> Data records for software interfaces
_ _ _ _
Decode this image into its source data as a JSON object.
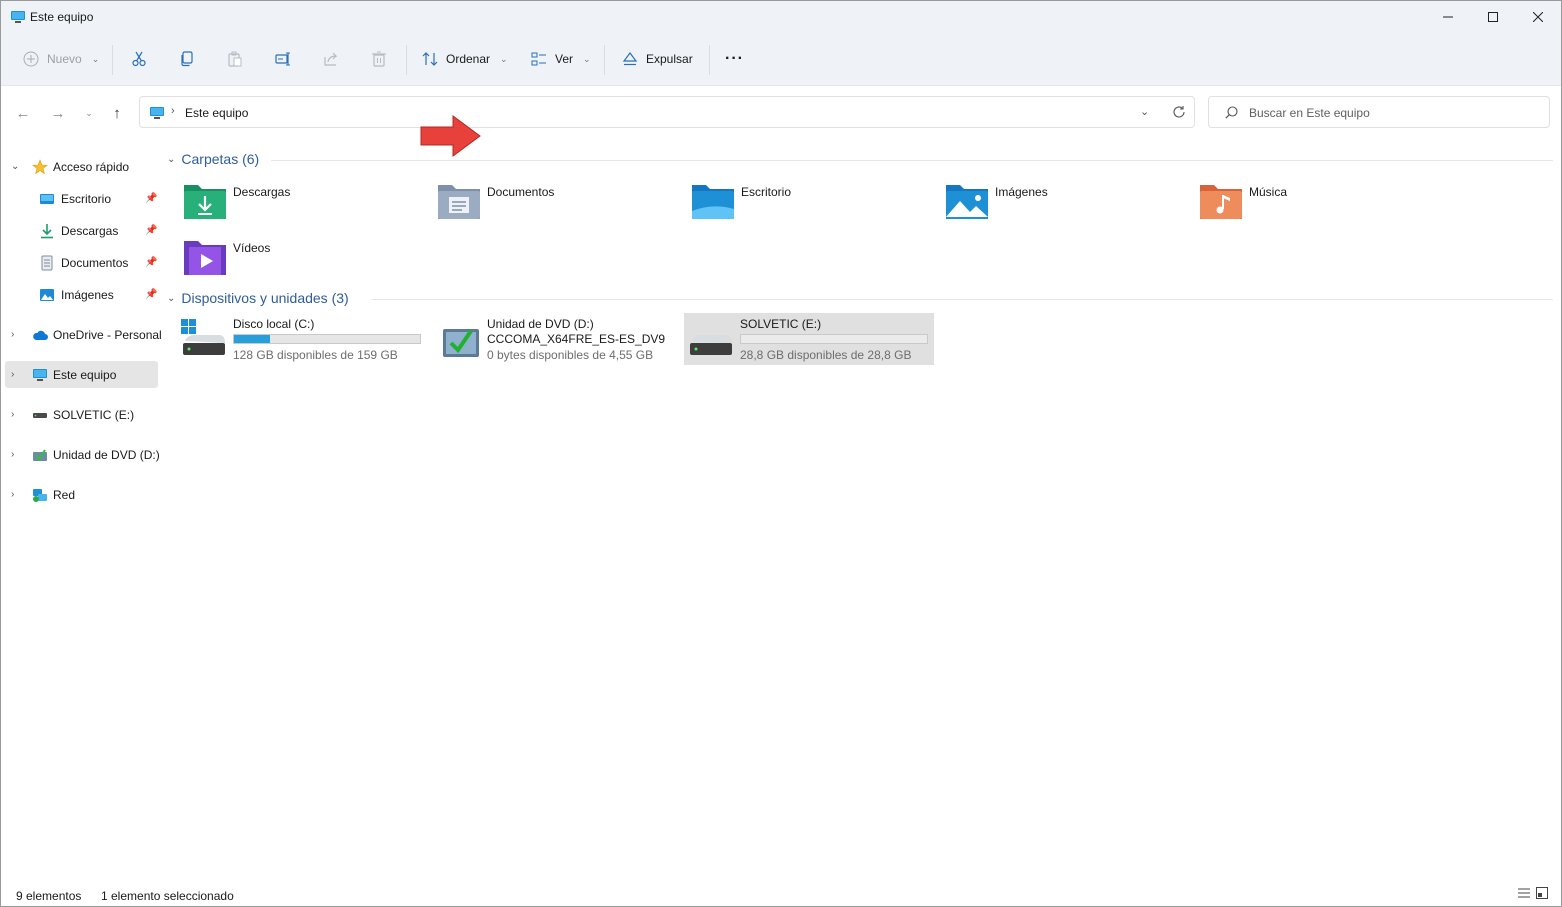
{
  "window": {
    "title": "Este equipo"
  },
  "toolbar": {
    "new_label": "Nuevo",
    "sort_label": "Ordenar",
    "view_label": "Ver",
    "eject_label": "Expulsar",
    "more_label": "···"
  },
  "address": {
    "path": "Este equipo",
    "search_placeholder": "Buscar en Este equipo"
  },
  "sidebar": {
    "quick_access": "Acceso rápido",
    "items": [
      "Escritorio",
      "Descargas",
      "Documentos",
      "Imágenes"
    ],
    "onedrive": "OneDrive - Personal",
    "this_pc": "Este equipo",
    "usb": "SOLVETIC (E:)",
    "dvd": "Unidad de DVD (D:)",
    "network": "Red"
  },
  "folders": {
    "header": "Carpetas (6)",
    "items": [
      "Descargas",
      "Documentos",
      "Escritorio",
      "Imágenes",
      "Música",
      "Vídeos"
    ]
  },
  "devices": {
    "header": "Dispositivos y unidades (3)",
    "c": {
      "name": "Disco local (C:)",
      "free": "128 GB disponibles de 159 GB",
      "used_fraction": 0.195
    },
    "d": {
      "name": "Unidad de DVD (D:)",
      "label": "CCCOMA_X64FRE_ES-ES_DV9",
      "free": "0 bytes disponibles de 4,55 GB"
    },
    "e": {
      "name": "SOLVETIC (E:)",
      "free": "28,8 GB disponibles de 28,8 GB",
      "used_fraction": 0.0
    }
  },
  "status": {
    "count": "9 elementos",
    "selection": "1 elemento seleccionado"
  },
  "colors": {
    "accent": "#26a0da",
    "header_text": "#2e5d9a",
    "chrome_bg": "#eff3f8",
    "arrow": "#e8403a"
  }
}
_ _ _ _
> DIRECTIONS FOR THIS TASK
Every entry above is to be copied verbatim, with the pictures removed.

> OUTPUT
Decode this image into its source data as a JSON object.
{
  "window": {
    "title": "Este equipo"
  },
  "toolbar": {
    "new_label": "Nuevo",
    "sort_label": "Ordenar",
    "view_label": "Ver",
    "eject_label": "Expulsar",
    "more_label": "···"
  },
  "address": {
    "path": "Este equipo",
    "search_placeholder": "Buscar en Este equipo"
  },
  "sidebar": {
    "quick_access": "Acceso rápido",
    "items": [
      "Escritorio",
      "Descargas",
      "Documentos",
      "Imágenes"
    ],
    "onedrive": "OneDrive - Personal",
    "this_pc": "Este equipo",
    "usb": "SOLVETIC (E:)",
    "dvd": "Unidad de DVD (D:)",
    "network": "Red"
  },
  "folders": {
    "header": "Carpetas (6)",
    "items": [
      "Descargas",
      "Documentos",
      "Escritorio",
      "Imágenes",
      "Música",
      "Vídeos"
    ]
  },
  "devices": {
    "header": "Dispositivos y unidades (3)",
    "c": {
      "name": "Disco local (C:)",
      "free": "128 GB disponibles de 159 GB",
      "used_fraction": 0.195
    },
    "d": {
      "name": "Unidad de DVD (D:)",
      "label": "CCCOMA_X64FRE_ES-ES_DV9",
      "free": "0 bytes disponibles de 4,55 GB"
    },
    "e": {
      "name": "SOLVETIC (E:)",
      "free": "28,8 GB disponibles de 28,8 GB",
      "used_fraction": 0.0
    }
  },
  "status": {
    "count": "9 elementos",
    "selection": "1 elemento seleccionado"
  },
  "colors": {
    "accent": "#26a0da",
    "header_text": "#2e5d9a",
    "chrome_bg": "#eff3f8",
    "arrow": "#e8403a"
  }
}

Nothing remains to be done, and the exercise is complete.